DATA UNDER STUDY =
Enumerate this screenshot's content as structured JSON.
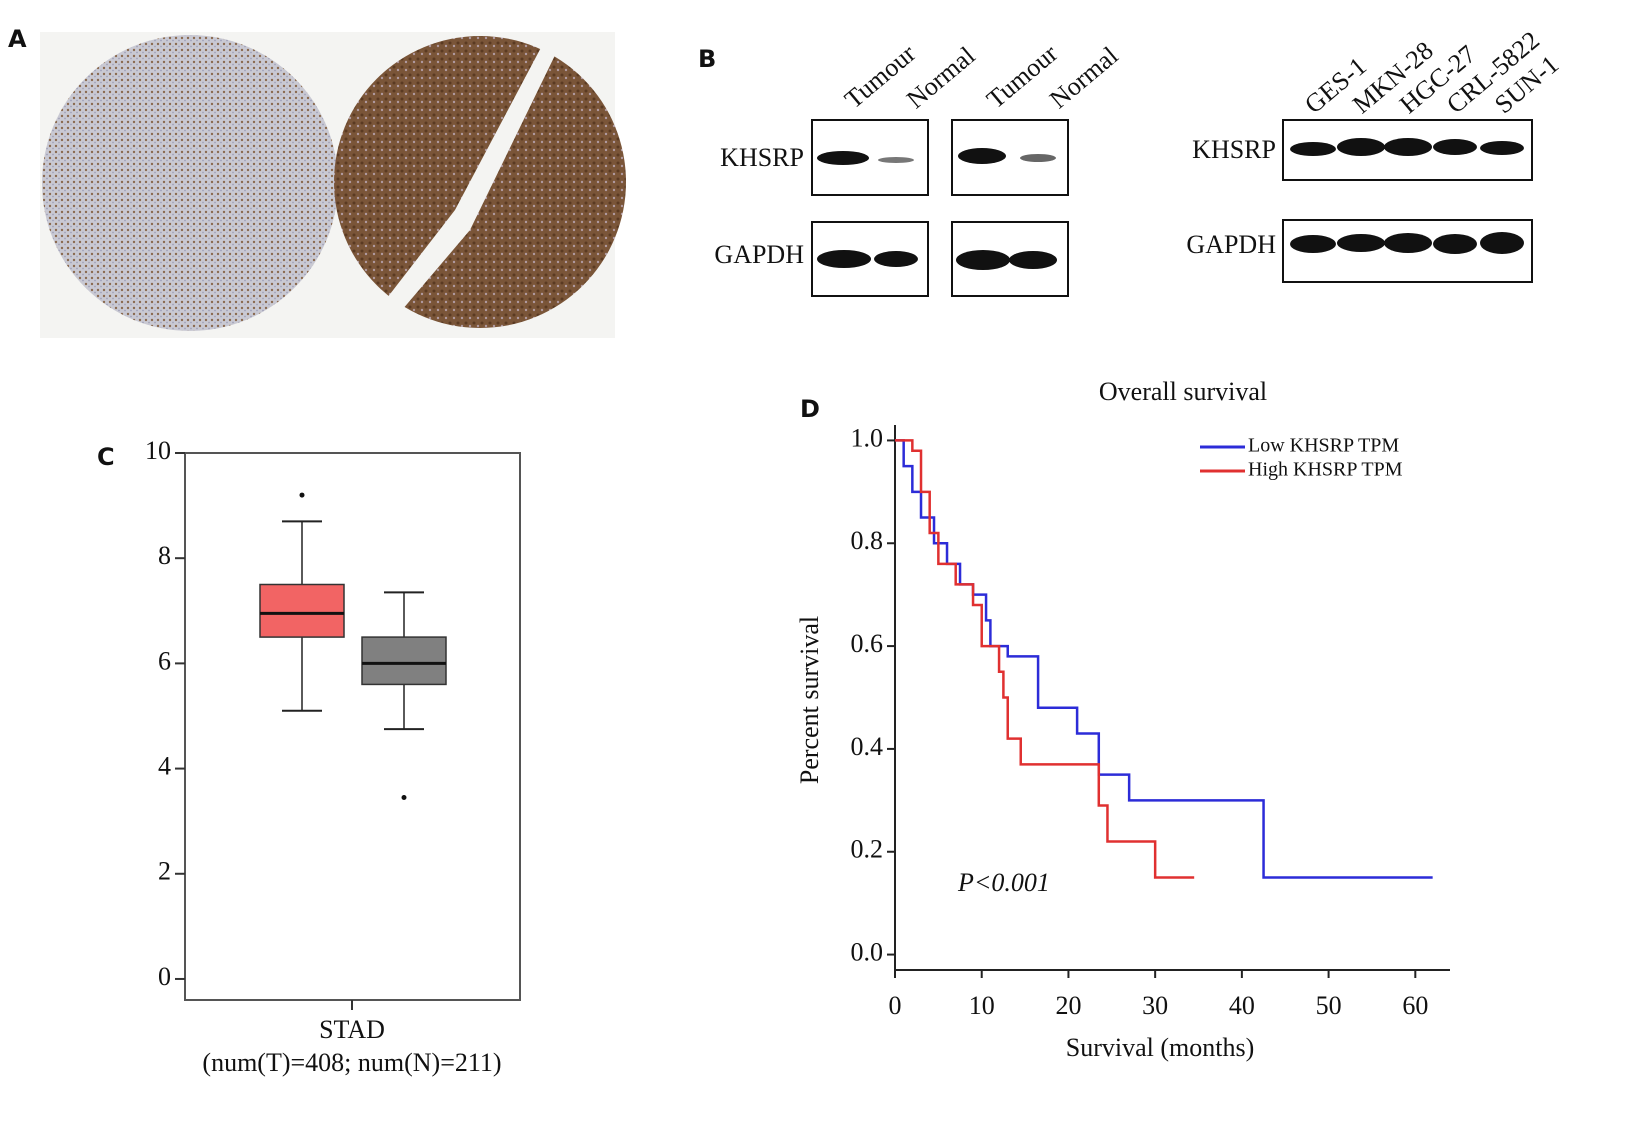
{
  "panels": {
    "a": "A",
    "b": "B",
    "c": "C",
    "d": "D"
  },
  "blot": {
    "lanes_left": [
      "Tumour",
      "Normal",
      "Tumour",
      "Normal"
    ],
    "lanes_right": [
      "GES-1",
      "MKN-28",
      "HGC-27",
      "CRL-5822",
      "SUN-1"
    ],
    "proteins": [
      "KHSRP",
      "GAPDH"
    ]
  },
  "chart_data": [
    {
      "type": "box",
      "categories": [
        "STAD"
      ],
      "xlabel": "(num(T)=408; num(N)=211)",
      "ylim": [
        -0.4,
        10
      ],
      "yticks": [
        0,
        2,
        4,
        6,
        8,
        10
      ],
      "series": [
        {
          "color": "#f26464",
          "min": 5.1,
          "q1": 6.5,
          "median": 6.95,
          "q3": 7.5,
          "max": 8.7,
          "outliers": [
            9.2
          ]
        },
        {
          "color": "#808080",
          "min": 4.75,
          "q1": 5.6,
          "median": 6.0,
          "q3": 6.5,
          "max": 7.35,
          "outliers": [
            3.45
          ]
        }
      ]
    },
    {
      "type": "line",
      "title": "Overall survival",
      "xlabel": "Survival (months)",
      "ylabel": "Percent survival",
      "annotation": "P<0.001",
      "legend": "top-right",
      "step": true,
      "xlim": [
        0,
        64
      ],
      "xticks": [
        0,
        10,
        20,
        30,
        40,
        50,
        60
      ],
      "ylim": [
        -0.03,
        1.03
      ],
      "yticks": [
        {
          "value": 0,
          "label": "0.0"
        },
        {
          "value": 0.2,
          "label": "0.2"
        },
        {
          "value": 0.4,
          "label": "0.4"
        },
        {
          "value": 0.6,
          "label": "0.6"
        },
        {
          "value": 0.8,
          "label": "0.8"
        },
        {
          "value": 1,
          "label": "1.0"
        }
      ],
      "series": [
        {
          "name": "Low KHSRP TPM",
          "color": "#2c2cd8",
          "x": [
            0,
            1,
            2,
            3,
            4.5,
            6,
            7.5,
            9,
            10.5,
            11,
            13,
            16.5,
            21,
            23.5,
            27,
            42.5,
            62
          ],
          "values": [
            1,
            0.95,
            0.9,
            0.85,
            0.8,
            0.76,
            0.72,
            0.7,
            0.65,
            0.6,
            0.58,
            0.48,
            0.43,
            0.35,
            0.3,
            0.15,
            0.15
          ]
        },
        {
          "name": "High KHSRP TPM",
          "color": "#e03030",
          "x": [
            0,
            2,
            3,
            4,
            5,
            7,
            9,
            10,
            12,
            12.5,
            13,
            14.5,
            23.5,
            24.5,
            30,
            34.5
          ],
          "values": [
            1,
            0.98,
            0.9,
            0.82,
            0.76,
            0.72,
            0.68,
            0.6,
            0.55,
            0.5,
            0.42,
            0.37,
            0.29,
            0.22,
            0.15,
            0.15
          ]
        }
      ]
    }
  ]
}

EXERCISE GOAL = Work out, please, how many lines above contain "name"; answer only with the number.

THE COMPLETED TASK = 2